THE TASK: Looking through the listing, how many of its lines hold the word "legend"? Answer with only the number.

╭─ LISTING

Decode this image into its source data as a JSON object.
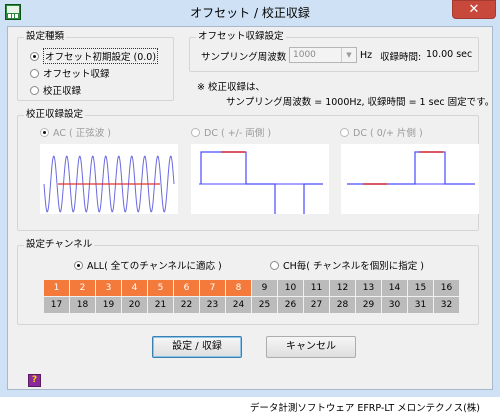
{
  "window": {
    "title": "オフセット / 校正収録",
    "close_symbol": "✕"
  },
  "settings_type": {
    "legend": "設定種類",
    "options": [
      {
        "label": "オフセット初期設定 (0.0)",
        "selected": true
      },
      {
        "label": "オフセット収録",
        "selected": false
      },
      {
        "label": "校正収録",
        "selected": false
      }
    ]
  },
  "offset_settings": {
    "legend": "オフセット収録設定",
    "sampling_label": "サンプリング周波数",
    "sampling_value": "1000",
    "unit": "Hz",
    "record_time_label": "収録時間:",
    "record_time_value": "10.00 sec",
    "note_line1": "※ 校正収録は、",
    "note_line2": "サンプリング周波数 = 1000Hz, 収録時間 = 1 sec  固定です。"
  },
  "calibration": {
    "legend": "校正収録設定",
    "options": [
      {
        "label": "AC ( 正弦波 )",
        "selected": true,
        "enabled": false
      },
      {
        "label": "DC ( +/- 両側 )",
        "selected": false,
        "enabled": false
      },
      {
        "label": "DC ( 0/+ 片側 )",
        "selected": false,
        "enabled": false
      }
    ],
    "colors": {
      "wave": "#6a6ae0",
      "level": "#e03030",
      "axis": "#4a4aff"
    }
  },
  "channels": {
    "legend": "設定チャンネル",
    "mode_all": "ALL( 全てのチャンネルに適応 )",
    "mode_each": "CH毎( チャンネルを個別に指定 )",
    "mode_all_selected": true,
    "row1": [
      "1",
      "2",
      "3",
      "4",
      "5",
      "6",
      "7",
      "8",
      "9",
      "10",
      "11",
      "12",
      "13",
      "14",
      "15",
      "16"
    ],
    "row2": [
      "17",
      "18",
      "19",
      "20",
      "21",
      "22",
      "23",
      "24",
      "25",
      "26",
      "27",
      "28",
      "29",
      "30",
      "31",
      "32"
    ],
    "selected_channels": [
      "1",
      "2",
      "3",
      "4",
      "5",
      "6",
      "7",
      "8"
    ],
    "colors": {
      "selected": "#f47a3c",
      "unselected": "#bbbbbb"
    }
  },
  "buttons": {
    "apply": "設定 / 収録",
    "cancel": "キャンセル"
  },
  "help_icon_glyph": "?",
  "footer": "データ計測ソフトウェア EFRP-LT メロンテクノス(株)"
}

╰─

FINISHED TASK: 4